Locate every line that holds the string "asociada" and copy it.

### Material provided

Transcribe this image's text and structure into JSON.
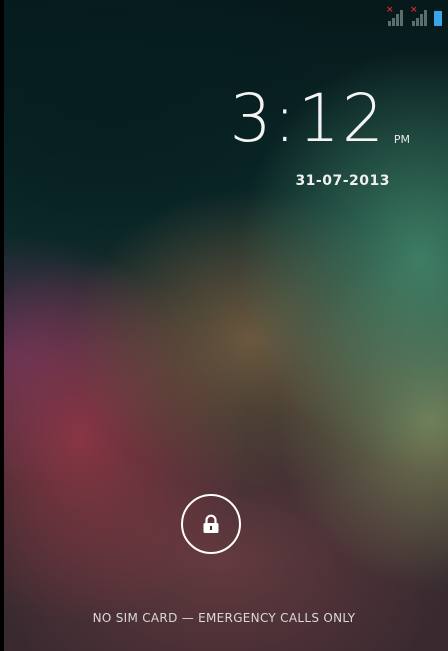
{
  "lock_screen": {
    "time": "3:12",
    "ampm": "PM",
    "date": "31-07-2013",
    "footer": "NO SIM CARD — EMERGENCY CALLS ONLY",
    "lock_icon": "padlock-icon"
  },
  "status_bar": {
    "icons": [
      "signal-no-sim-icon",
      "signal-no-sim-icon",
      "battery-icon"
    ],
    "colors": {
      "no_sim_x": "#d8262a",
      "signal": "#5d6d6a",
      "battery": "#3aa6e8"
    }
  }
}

######
### Material provided

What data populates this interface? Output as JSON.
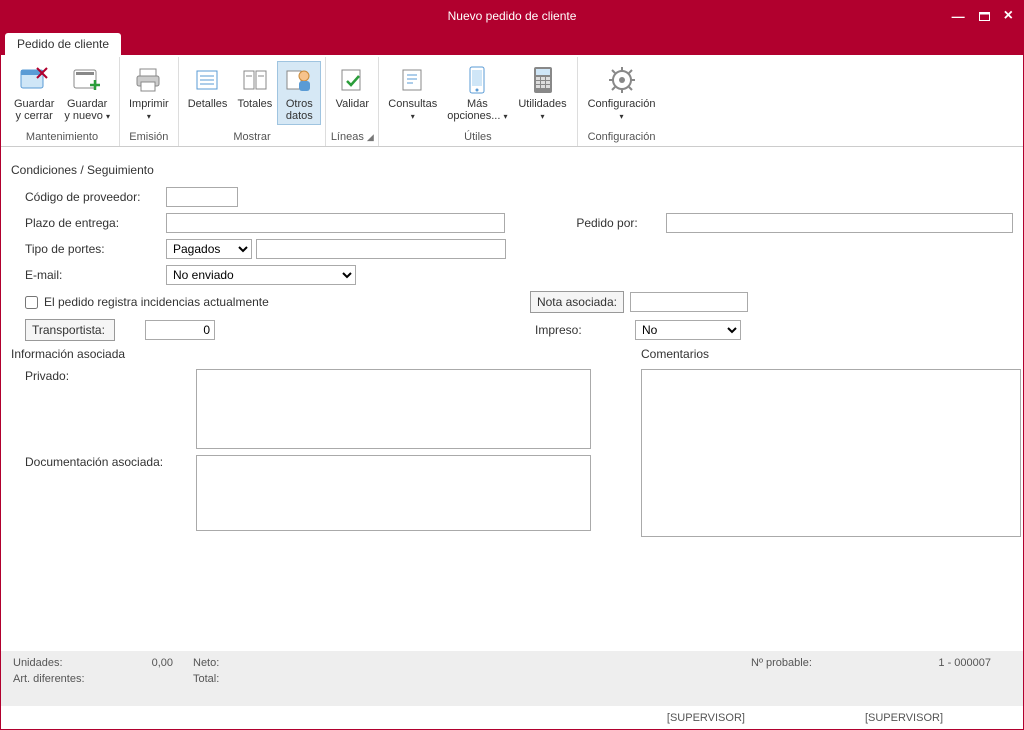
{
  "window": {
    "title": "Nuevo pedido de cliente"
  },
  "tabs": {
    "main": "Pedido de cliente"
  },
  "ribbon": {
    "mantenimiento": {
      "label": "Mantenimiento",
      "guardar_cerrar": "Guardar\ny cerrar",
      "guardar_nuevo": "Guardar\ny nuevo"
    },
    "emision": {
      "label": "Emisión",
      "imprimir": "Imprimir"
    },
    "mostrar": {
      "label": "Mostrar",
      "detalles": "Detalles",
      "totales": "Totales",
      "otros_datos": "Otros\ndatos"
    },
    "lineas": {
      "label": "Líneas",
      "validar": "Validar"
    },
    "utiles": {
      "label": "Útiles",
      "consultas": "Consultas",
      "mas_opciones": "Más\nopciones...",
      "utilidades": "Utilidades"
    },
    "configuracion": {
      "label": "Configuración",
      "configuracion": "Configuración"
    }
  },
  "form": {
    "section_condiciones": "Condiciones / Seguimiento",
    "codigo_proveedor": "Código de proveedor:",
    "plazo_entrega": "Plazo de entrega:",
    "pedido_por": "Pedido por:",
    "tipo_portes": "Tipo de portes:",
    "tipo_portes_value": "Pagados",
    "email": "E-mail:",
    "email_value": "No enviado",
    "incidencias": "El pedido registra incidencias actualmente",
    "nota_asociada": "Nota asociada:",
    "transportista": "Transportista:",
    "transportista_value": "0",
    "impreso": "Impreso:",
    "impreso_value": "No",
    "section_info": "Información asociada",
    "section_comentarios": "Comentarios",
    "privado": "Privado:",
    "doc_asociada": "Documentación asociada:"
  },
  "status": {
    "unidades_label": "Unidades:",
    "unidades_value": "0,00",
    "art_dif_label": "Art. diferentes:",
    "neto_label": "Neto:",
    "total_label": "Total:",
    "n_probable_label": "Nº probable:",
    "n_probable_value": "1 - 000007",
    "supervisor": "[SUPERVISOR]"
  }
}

######

Task output
    "nota_asociada": "Nota asociada:",
    "section_info": "Información asociada",
    "doc_asociada": "Documentación asociada:"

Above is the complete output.